▶ _RECORDS_
====================

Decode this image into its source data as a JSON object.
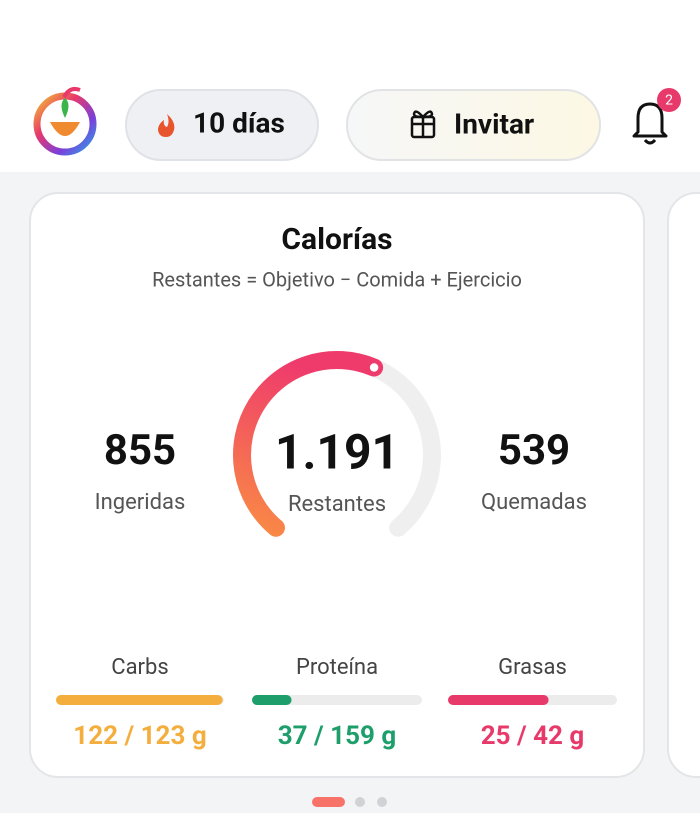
{
  "header": {
    "streak": "10 días",
    "invite": "Invitar",
    "notifications": "2"
  },
  "card": {
    "title": "Calorías",
    "subtitle": "Restantes = Objetivo − Comida + Ejercicio",
    "stats": [
      {
        "value": 855,
        "name": "Ingeridas"
      },
      {
        "value": 1191,
        "label": "1.191",
        "name": "Restantes"
      },
      {
        "value": 539,
        "name": "Quemadas"
      }
    ],
    "macros": [
      {
        "name": "Carbs",
        "value": 122,
        "goal": 123,
        "label": "122 / 123 g",
        "color": "#f4ae3e"
      },
      {
        "name": "Proteína",
        "value": 37,
        "goal": 159,
        "label": "37 / 159 g",
        "color": "#1e9e6a"
      },
      {
        "name": "Grasas",
        "value": 25,
        "goal": 42,
        "label": "25 / 42 g",
        "color": "#e8396b"
      }
    ]
  }
}
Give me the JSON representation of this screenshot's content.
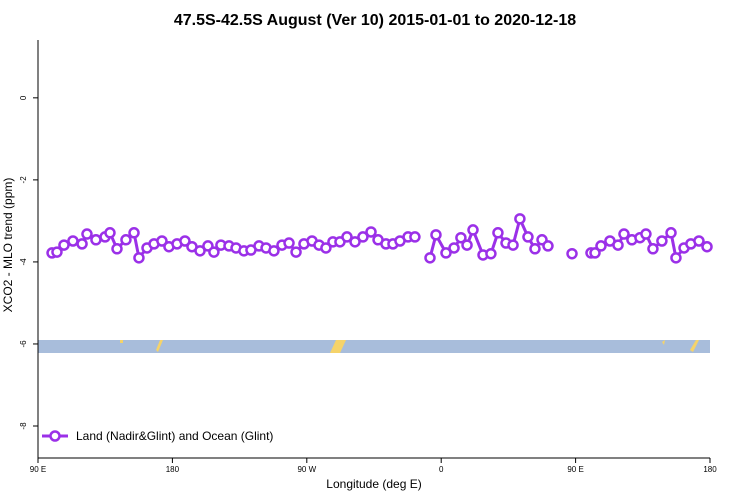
{
  "chart_data": {
    "type": "line",
    "title": "47.5S-42.5S August (Ver 10)   2015-01-01 to 2020-12-18",
    "x_label": "Longitude (deg E)",
    "y_label": "XCO2 - MLO trend (ppm)",
    "xlim": [
      90,
      540
    ],
    "ylim": [
      -8.78,
      1.41
    ],
    "xticks": [
      {
        "value": 90,
        "label": "90 E"
      },
      {
        "value": 180,
        "label": "180"
      },
      {
        "value": 270,
        "label": "90 W"
      },
      {
        "value": 360,
        "label": "0"
      },
      {
        "value": 450,
        "label": "90 E"
      },
      {
        "value": 540,
        "label": "180"
      }
    ],
    "yticks": [
      0,
      -2,
      -4,
      -6,
      -8
    ],
    "legend": "bottom-left",
    "x": [
      99.4,
      102.7,
      107.4,
      113.4,
      119.5,
      122.8,
      128.8,
      134.9,
      138.2,
      142.9,
      148.9,
      154.3,
      157.6,
      163.0,
      167.7,
      173.0,
      177.7,
      183.1,
      188.4,
      193.1,
      198.5,
      203.8,
      207.8,
      212.5,
      217.9,
      222.6,
      227.9,
      232.6,
      238.0,
      242.7,
      248.0,
      253.4,
      258.1,
      262.8,
      268.1,
      273.5,
      278.2,
      282.8,
      287.5,
      292.2,
      296.9,
      302.3,
      307.6,
      313.0,
      317.7,
      323.0,
      327.7,
      332.4,
      337.8,
      342.4,
      347.1,
      352.5,
      356.5,
      363.2,
      368.6,
      373.2,
      377.3,
      381.3,
      388.0,
      393.3,
      398.0,
      403.4,
      408.1,
      412.7,
      418.1,
      422.8,
      427.5,
      431.5,
      439.5,
      447.6,
      454.3,
      460.3,
      463.0,
      467.0,
      473.0,
      478.4,
      482.4,
      487.7,
      493.1,
      497.1,
      501.8,
      507.8,
      513.9,
      517.2,
      522.6,
      527.2,
      532.6,
      538.0
    ],
    "series": [
      {
        "name": "Land (Nadir&Glint) and Ocean (Glint)",
        "color": "#9b30e8",
        "values": [
          -3.78,
          -3.76,
          -3.59,
          -3.49,
          -3.56,
          -3.32,
          -3.46,
          -3.39,
          -3.29,
          -3.68,
          -3.46,
          -3.29,
          -3.9,
          -3.66,
          -3.56,
          -3.49,
          -3.63,
          -3.56,
          -3.49,
          -3.63,
          -3.73,
          -3.61,
          -3.76,
          -3.59,
          -3.61,
          -3.66,
          -3.73,
          -3.71,
          -3.61,
          -3.66,
          -3.73,
          -3.59,
          -3.54,
          -3.76,
          -3.56,
          -3.49,
          -3.59,
          -3.66,
          -3.51,
          -3.51,
          -3.39,
          -3.51,
          -3.39,
          -3.27,
          -3.46,
          -3.56,
          -3.56,
          -3.49,
          -3.39,
          -3.39,
          null,
          -3.9,
          -3.34,
          -3.78,
          -3.66,
          -3.41,
          -3.59,
          -3.22,
          -3.83,
          -3.8,
          -3.29,
          -3.54,
          -3.59,
          -2.95,
          -3.39,
          -3.68,
          -3.46,
          -3.61,
          null,
          -3.8,
          null,
          -3.78,
          -3.78,
          -3.61,
          -3.49,
          -3.59,
          -3.32,
          -3.46,
          -3.41,
          -3.32,
          -3.68,
          -3.49,
          -3.29,
          -3.9,
          -3.66,
          -3.56,
          -3.49,
          -3.63
        ]
      }
    ]
  }
}
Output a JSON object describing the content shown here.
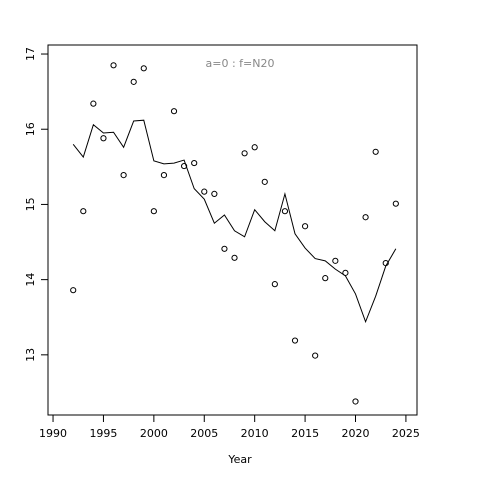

====================

▶ _TASK PROMPT_
Report each line in the preceding entries that holds the string "content".

▶ _COMPLETE ANSWER_
Give me the JSON representation of this screenshot's content.
Output a JSON object describing the content shown here.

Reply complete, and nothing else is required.